[Problem details]: Give every line below again, exactly.

[Data listing]:
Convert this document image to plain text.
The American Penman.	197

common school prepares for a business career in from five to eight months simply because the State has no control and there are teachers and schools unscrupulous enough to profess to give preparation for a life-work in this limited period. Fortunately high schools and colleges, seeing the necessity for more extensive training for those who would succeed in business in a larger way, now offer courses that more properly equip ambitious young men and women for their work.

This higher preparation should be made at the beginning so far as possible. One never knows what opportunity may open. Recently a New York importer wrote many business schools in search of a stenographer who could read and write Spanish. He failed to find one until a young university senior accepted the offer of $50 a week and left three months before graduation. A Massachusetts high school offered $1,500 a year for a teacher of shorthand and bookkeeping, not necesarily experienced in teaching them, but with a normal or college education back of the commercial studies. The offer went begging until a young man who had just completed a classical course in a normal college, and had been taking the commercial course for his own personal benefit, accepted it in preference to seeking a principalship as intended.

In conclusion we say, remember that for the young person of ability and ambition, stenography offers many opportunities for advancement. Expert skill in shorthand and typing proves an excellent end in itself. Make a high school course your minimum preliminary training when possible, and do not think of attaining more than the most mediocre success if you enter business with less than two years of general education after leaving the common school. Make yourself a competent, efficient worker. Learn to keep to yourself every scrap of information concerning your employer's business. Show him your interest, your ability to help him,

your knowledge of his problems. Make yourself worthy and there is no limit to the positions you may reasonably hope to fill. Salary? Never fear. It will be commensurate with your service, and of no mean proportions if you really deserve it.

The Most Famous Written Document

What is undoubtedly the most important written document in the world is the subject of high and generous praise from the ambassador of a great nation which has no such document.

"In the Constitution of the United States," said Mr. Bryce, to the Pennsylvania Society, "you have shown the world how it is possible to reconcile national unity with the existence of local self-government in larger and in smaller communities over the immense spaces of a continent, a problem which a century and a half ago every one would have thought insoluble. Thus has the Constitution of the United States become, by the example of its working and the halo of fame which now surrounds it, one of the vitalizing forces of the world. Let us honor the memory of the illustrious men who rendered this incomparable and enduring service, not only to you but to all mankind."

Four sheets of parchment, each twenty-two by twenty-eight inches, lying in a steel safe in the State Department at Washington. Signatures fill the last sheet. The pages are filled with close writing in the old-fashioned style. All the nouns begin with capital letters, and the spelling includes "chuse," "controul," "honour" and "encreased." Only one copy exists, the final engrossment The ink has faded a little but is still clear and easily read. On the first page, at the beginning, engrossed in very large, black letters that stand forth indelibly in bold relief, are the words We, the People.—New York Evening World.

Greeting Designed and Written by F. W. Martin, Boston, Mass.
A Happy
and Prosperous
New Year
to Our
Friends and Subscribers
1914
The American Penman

[Answer to the task]:
Convert this document image to plain text.
The American Penman.	197

common school prepares for a business career in from five to eight months simply because the State has no control and there are teachers and schools unscrupulous enough to profess to give preparation for a life-work in this limited period. Fortunately high schools and colleges, seeing the necessity for more extensive training for those who would succeed in business in a larger way, now offer courses that more properly equip ambitious young men and women for their work.

This higher preparation should be made at the beginning so far as possible. One never knows what opportunity may open. Recently a New York importer wrote many business schools in search of a stenographer who could read and write Spanish. He failed to find one until a young university senior accepted the offer of $50 a week and left three months before graduation. A Massachusetts high school offered $1,500 a year for a teacher of shorthand and bookkeeping, not necesarily experienced in teaching them, but with a normal or college education back of the commercial studies. The offer went begging until a young man who had just completed a classical course in a normal college, and had been taking the commercial course for his own personal benefit, accepted it in preference to seeking a principalship as intended.

In conclusion we say, remember that for the young person of ability and ambition, stenography offers many opportunities for advancement. Expert skill in shorthand and typing proves an excellent end in itself. Make a high school course your minimum preliminary training when possible, and do not think of attaining more than the most mediocre success if you enter business with less than two years of general education after leaving the common school. Make yourself a competent, efficient worker. Learn to keep to yourself every scrap of information concerning your employer's business. Show him your interest, your ability to help him,

your knowledge of his problems. Make yourself worthy and there is no limit to the positions you may reasonably hope to fill. Salary? Never fear. It will be commensurate with your service, and of no mean proportions if you really deserve it.

The Most Famous Written Document

What is undoubtedly the most important written document in the world is the subject of high and generous praise from the ambassador of a great nation which has no such document.

"In the Constitution of the United States," said Mr. Bryce, to the Pennsylvania Society, "you have shown the world how it is possible to reconcile national unity with the existence of local self-government in larger and in smaller communities over the immense spaces of a continent, a problem which a century and a half ago every one would have thought insoluble. Thus has the Constitution of the United States become, by the example of its working and the halo of fame which now surrounds it, one of the vitalizing forces of the world. Let us honor the memory of the illustrious men who rendered this incomparable and enduring service, not only to you but to all mankind."

Four sheets of parchment, each twenty-two by twenty-eight inches, lying in a steel safe in the State Department at Washington. Signatures fill the last sheet. The pages are filled with close writing in the old-fashioned style. All the nouns begin with capital letters, and the spelling includes "chuse," "controul," "honour" and "encreased." Only one copy exists, the final engrossment The ink has faded a little but is still clear and easily read. On the first page, at the beginning, engrossed in very large, black letters that stand forth indelibly in bold relief, are the words We, the People.—New York Evening World.

Greeting Designed and Written by F. W. Martin, Boston, Mass.
A Happy
and Prosperous
New Year
to Our
Friends and Subscribers
1914
The American Penman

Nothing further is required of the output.